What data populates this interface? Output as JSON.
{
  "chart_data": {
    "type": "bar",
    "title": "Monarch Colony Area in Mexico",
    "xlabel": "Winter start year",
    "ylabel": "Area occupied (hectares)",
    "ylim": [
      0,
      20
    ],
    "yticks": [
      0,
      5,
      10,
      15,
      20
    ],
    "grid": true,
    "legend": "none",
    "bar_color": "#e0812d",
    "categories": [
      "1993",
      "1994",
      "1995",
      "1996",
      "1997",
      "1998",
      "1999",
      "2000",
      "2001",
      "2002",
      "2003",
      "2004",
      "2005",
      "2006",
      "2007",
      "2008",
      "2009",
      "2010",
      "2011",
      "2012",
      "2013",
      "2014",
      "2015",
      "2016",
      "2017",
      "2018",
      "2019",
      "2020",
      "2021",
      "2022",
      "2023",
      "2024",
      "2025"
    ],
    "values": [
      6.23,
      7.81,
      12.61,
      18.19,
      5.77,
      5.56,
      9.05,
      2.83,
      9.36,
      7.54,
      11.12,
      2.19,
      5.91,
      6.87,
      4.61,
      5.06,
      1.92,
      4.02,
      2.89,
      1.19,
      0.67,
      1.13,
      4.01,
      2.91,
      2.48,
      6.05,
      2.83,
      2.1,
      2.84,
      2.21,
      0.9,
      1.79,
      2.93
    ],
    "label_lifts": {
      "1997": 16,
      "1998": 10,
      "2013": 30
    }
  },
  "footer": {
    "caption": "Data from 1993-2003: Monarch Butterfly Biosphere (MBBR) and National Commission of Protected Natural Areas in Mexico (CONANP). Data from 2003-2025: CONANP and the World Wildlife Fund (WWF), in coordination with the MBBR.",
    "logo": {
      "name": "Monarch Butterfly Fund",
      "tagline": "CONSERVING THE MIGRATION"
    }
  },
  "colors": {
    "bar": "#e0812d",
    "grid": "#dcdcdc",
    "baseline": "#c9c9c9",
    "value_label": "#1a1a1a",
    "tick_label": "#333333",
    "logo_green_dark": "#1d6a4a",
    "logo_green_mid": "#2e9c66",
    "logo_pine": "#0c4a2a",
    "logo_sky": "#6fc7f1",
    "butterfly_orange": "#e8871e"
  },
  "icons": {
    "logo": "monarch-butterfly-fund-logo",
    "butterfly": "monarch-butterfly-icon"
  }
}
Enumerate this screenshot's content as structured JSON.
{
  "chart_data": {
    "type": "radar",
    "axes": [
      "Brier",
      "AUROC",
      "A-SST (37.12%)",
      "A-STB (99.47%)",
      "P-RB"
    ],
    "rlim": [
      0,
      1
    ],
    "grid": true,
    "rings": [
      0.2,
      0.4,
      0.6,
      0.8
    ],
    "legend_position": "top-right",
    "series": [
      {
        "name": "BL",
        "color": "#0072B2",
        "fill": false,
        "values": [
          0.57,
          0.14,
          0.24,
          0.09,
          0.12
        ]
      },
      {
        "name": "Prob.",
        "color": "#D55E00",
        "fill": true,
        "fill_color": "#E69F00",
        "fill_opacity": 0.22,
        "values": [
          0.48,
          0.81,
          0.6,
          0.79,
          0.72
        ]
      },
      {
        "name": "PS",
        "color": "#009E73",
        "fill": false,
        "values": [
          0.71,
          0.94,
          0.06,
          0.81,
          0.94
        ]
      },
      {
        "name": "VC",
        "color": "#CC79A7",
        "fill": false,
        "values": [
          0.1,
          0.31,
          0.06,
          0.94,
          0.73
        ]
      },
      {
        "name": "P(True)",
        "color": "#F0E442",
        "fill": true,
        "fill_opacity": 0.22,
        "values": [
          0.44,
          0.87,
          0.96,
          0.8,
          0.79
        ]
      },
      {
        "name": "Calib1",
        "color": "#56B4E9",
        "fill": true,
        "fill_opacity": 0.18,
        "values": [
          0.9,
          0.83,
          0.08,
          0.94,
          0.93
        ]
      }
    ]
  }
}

-------------------------

Exercise instructions ->
Go through the entries and return each line where the word "name" appears.

Complete output ->
      "name": "Monarch Butterfly Fund",
        "name": "BL",
        "name": "Prob.",
        "name": "PS",
        "name": "VC",
        "name": "P(True)",
        "name": "Calib1",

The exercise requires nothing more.